Stored records

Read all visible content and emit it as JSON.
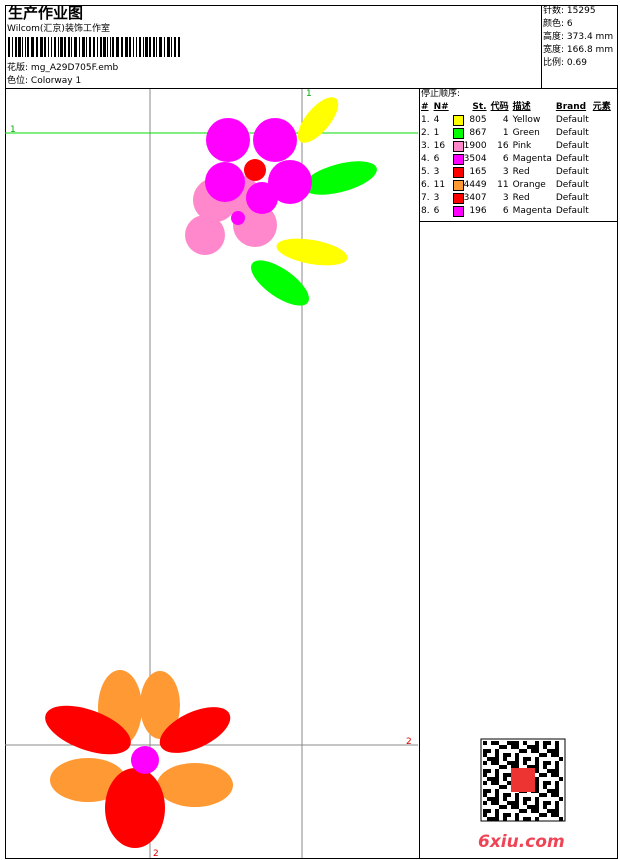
{
  "header": {
    "title": "生产作业图",
    "company": "Wilcom(汇京)装饰工作室",
    "design_label": "花版:",
    "design_value": "mg_A29D705F.emb",
    "colorway_label": "色位:",
    "colorway_value": "Colorway 1"
  },
  "stats": [
    {
      "label": "针数:",
      "value": "15295"
    },
    {
      "label": "颜色:",
      "value": "6"
    },
    {
      "label": "高度:",
      "value": "373.4 mm"
    },
    {
      "label": "宽度:",
      "value": "166.8 mm"
    },
    {
      "label": "比例:",
      "value": "0.69"
    }
  ],
  "stop_sequence": {
    "title": "停止顺序:",
    "headers": [
      "#",
      "N#",
      "St.",
      "代码",
      "描述",
      "Brand",
      "元素"
    ],
    "rows": [
      {
        "idx": "1.",
        "n": "4",
        "color": "#ffff00",
        "st": "805",
        "code": "4",
        "desc": "Yellow",
        "brand": "Default"
      },
      {
        "idx": "2.",
        "n": "1",
        "color": "#00ff00",
        "st": "867",
        "code": "1",
        "desc": "Green",
        "brand": "Default"
      },
      {
        "idx": "3.",
        "n": "16",
        "color": "#ff88cc",
        "st": "1900",
        "code": "16",
        "desc": "Pink",
        "brand": "Default"
      },
      {
        "idx": "4.",
        "n": "6",
        "color": "#ff00ff",
        "st": "3504",
        "code": "6",
        "desc": "Magenta",
        "brand": "Default"
      },
      {
        "idx": "5.",
        "n": "3",
        "color": "#ff0000",
        "st": "165",
        "code": "3",
        "desc": "Red",
        "brand": "Default"
      },
      {
        "idx": "6.",
        "n": "11",
        "color": "#ff9933",
        "st": "4449",
        "code": "11",
        "desc": "Orange",
        "brand": "Default"
      },
      {
        "idx": "7.",
        "n": "3",
        "color": "#ff0000",
        "st": "3407",
        "code": "3",
        "desc": "Red",
        "brand": "Default"
      },
      {
        "idx": "8.",
        "n": "6",
        "color": "#ff00ff",
        "st": "196",
        "code": "6",
        "desc": "Magenta",
        "brand": "Default"
      }
    ]
  },
  "guides": {
    "label_1": "1",
    "label_2": "2"
  },
  "watermark": "6xiu.com"
}
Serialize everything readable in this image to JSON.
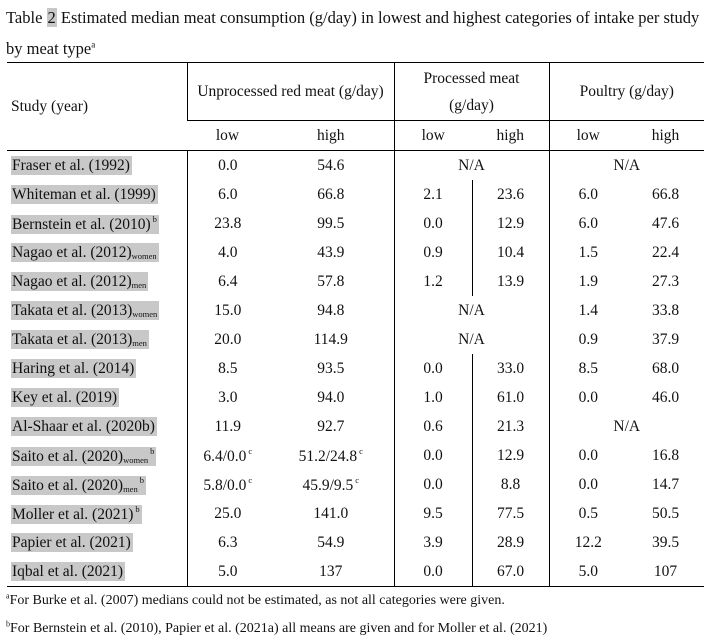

• Work to be completed
The data should be printed again unchanged; leave its pictures out.

• Answer to this problem
Read all visible content and emit it as JSON.
{
  "header": {
    "title": "生产作业图",
    "company": "Wilcom(汇京)装饰工作室",
    "design_label": "花版:",
    "design_value": "mg_A29D705F.emb",
    "colorway_label": "色位:",
    "colorway_value": "Colorway 1"
  },
  "stats": [
    {
      "label": "针数:",
      "value": "15295"
    },
    {
      "label": "颜色:",
      "value": "6"
    },
    {
      "label": "高度:",
      "value": "373.4 mm"
    },
    {
      "label": "宽度:",
      "value": "166.8 mm"
    },
    {
      "label": "比例:",
      "value": "0.69"
    }
  ],
  "stop_sequence": {
    "title": "停止顺序:",
    "headers": [
      "#",
      "N#",
      "St.",
      "代码",
      "描述",
      "Brand",
      "元素"
    ],
    "rows": [
      {
        "idx": "1.",
        "n": "4",
        "color": "#ffff00",
        "st": "805",
        "code": "4",
        "desc": "Yellow",
        "brand": "Default"
      },
      {
        "idx": "2.",
        "n": "1",
        "color": "#00ff00",
        "st": "867",
        "code": "1",
        "desc": "Green",
        "brand": "Default"
      },
      {
        "idx": "3.",
        "n": "16",
        "color": "#ff88cc",
        "st": "1900",
        "code": "16",
        "desc": "Pink",
        "brand": "Default"
      },
      {
        "idx": "4.",
        "n": "6",
        "color": "#ff00ff",
        "st": "3504",
        "code": "6",
        "desc": "Magenta",
        "brand": "Default"
      },
      {
        "idx": "5.",
        "n": "3",
        "color": "#ff0000",
        "st": "165",
        "code": "3",
        "desc": "Red",
        "brand": "Default"
      },
      {
        "idx": "6.",
        "n": "11",
        "color": "#ff9933",
        "st": "4449",
        "code": "11",
        "desc": "Orange",
        "brand": "Default"
      },
      {
        "idx": "7.",
        "n": "3",
        "color": "#ff0000",
        "st": "3407",
        "code": "3",
        "desc": "Red",
        "brand": "Default"
      },
      {
        "idx": "8.",
        "n": "6",
        "color": "#ff00ff",
        "st": "196",
        "code": "6",
        "desc": "Magenta",
        "brand": "Default"
      }
    ]
  },
  "guides": {
    "label_1": "1",
    "label_2": "2"
  },
  "watermark": "6xiu.com"
}
Serialize everything readable in this image to JSON.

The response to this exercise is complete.